##### Supplied records #####
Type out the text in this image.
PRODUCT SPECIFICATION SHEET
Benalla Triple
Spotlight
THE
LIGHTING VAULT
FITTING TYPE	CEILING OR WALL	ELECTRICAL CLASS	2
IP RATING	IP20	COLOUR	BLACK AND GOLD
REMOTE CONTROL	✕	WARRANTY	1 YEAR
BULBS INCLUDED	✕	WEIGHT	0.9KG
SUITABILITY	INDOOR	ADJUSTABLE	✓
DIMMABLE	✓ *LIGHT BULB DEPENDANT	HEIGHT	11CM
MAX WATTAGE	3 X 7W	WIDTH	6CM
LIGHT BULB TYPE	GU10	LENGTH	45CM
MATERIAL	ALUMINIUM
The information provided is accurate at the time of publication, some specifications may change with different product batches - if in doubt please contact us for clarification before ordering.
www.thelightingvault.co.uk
#####
* Requirement: Repeat the records above exactly, from the first line to the last.

* Reply:
Type out the text in this image.
PRODUCT SPECIFICATION SHEET
Benalla Triple
Spotlight
THE
LIGHTING VAULT
FITTING TYPE	CEILING OR WALL	ELECTRICAL CLASS	2
IP RATING	IP20	COLOUR	BLACK AND GOLD
REMOTE CONTROL	✕	WARRANTY	1 YEAR
BULBS INCLUDED	✕	WEIGHT	0.9KG
SUITABILITY	INDOOR	ADJUSTABLE	✓
DIMMABLE	✓ *LIGHT BULB DEPENDANT	HEIGHT	11CM
MAX WATTAGE	3 X 7W	WIDTH	6CM
LIGHT BULB TYPE	GU10	LENGTH	45CM
MATERIAL	ALUMINIUM
The information provided is accurate at the time of publication, some specifications may change with different product batches - if in doubt please contact us for clarification before ordering.
www.thelightingvault.co.uk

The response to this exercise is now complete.